→ **AVAILABLE DATA**:

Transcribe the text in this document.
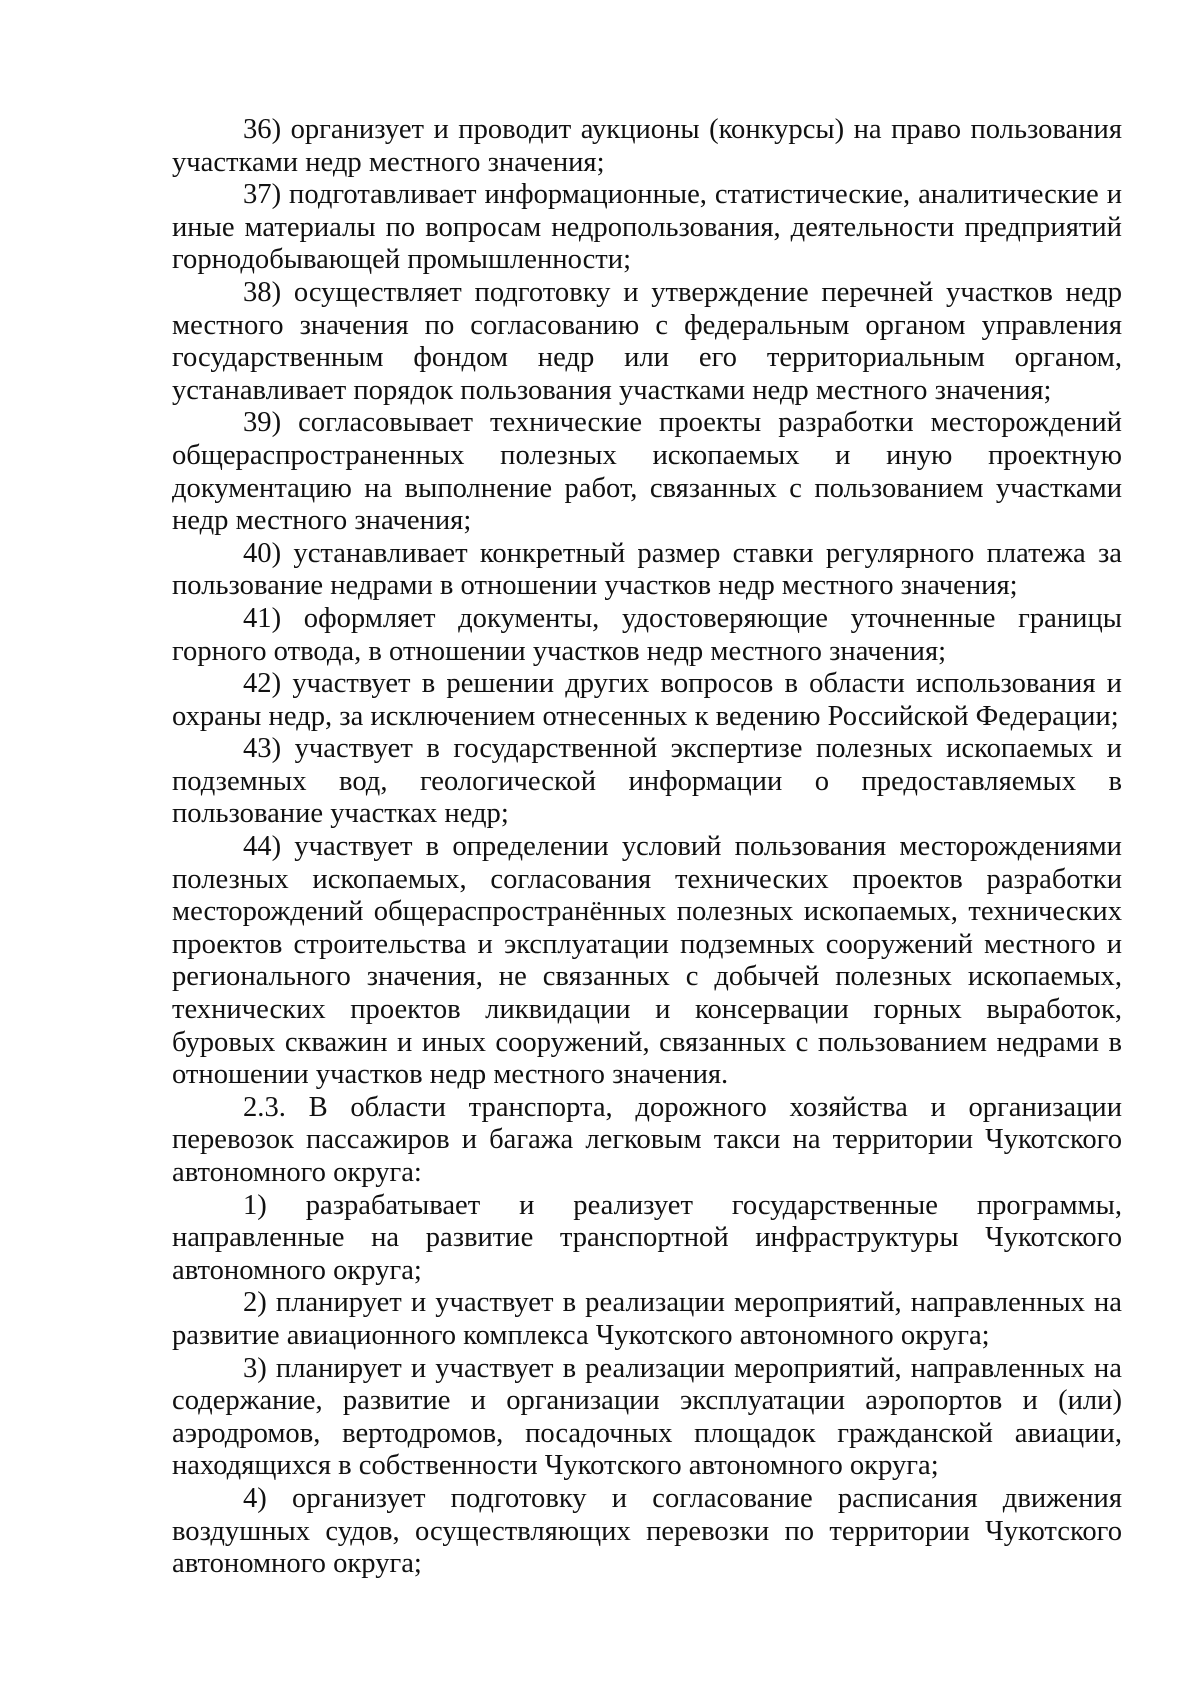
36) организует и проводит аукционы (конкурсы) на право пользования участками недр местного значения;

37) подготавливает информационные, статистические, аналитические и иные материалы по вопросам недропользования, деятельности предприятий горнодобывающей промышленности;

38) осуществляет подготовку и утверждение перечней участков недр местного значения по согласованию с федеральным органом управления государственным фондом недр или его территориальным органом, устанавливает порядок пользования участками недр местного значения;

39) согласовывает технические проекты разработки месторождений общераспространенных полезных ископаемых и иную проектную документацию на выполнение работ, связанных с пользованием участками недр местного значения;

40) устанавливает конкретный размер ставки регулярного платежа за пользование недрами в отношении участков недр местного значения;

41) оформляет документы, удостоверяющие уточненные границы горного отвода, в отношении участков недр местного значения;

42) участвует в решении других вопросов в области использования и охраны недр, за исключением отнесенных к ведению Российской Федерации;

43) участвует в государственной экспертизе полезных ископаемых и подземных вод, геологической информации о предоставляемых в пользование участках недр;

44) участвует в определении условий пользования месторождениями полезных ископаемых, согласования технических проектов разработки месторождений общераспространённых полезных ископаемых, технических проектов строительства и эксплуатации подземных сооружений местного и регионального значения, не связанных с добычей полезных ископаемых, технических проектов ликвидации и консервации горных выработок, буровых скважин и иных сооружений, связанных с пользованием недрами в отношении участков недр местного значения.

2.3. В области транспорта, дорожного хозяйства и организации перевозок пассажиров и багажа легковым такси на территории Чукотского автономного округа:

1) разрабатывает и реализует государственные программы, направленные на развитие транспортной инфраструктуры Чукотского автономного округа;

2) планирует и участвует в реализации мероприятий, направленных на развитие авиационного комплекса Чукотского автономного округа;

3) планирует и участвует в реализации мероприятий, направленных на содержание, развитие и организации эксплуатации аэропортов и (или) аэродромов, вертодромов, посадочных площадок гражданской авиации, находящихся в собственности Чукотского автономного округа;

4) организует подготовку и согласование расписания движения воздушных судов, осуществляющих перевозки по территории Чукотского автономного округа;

→ **REQUIRED TASK**:
Leave out the pictures and reproduce the rest of the listing exactly.

→ **THE ANSWER**:
Transcribe the text in this document.
36) организует и проводит аукционы (конкурсы) на право пользования участками недр местного значения;

37) подготавливает информационные, статистические, аналитические и иные материалы по вопросам недропользования, деятельности предприятий горнодобывающей промышленности;

38) осуществляет подготовку и утверждение перечней участков недр местного значения по согласованию с федеральным органом управления государственным фондом недр или его территориальным органом, устанавливает порядок пользования участками недр местного значения;

39) согласовывает технические проекты разработки месторождений общераспространенных полезных ископаемых и иную проектную документацию на выполнение работ, связанных с пользованием участками недр местного значения;

40) устанавливает конкретный размер ставки регулярного платежа за пользование недрами в отношении участков недр местного значения;

41) оформляет документы, удостоверяющие уточненные границы горного отвода, в отношении участков недр местного значения;

42) участвует в решении других вопросов в области использования и охраны недр, за исключением отнесенных к ведению Российской Федерации;

43) участвует в государственной экспертизе полезных ископаемых и подземных вод, геологической информации о предоставляемых в пользование участках недр;

44) участвует в определении условий пользования месторождениями полезных ископаемых, согласования технических проектов разработки месторождений общераспространённых полезных ископаемых, технических проектов строительства и эксплуатации подземных сооружений местного и регионального значения, не связанных с добычей полезных ископаемых, технических проектов ликвидации и консервации горных выработок, буровых скважин и иных сооружений, связанных с пользованием недрами в отношении участков недр местного значения.

2.3. В области транспорта, дорожного хозяйства и организации перевозок пассажиров и багажа легковым такси на территории Чукотского автономного округа:

1) разрабатывает и реализует государственные программы, направленные на развитие транспортной инфраструктуры Чукотского автономного округа;

2) планирует и участвует в реализации мероприятий, направленных на развитие авиационного комплекса Чукотского автономного округа;

3) планирует и участвует в реализации мероприятий, направленных на содержание, развитие и организации эксплуатации аэропортов и (или) аэродромов, вертодромов, посадочных площадок гражданской авиации, находящихся в собственности Чукотского автономного округа;

4) организует подготовку и согласование расписания движения воздушных судов, осуществляющих перевозки по территории Чукотского автономного округа;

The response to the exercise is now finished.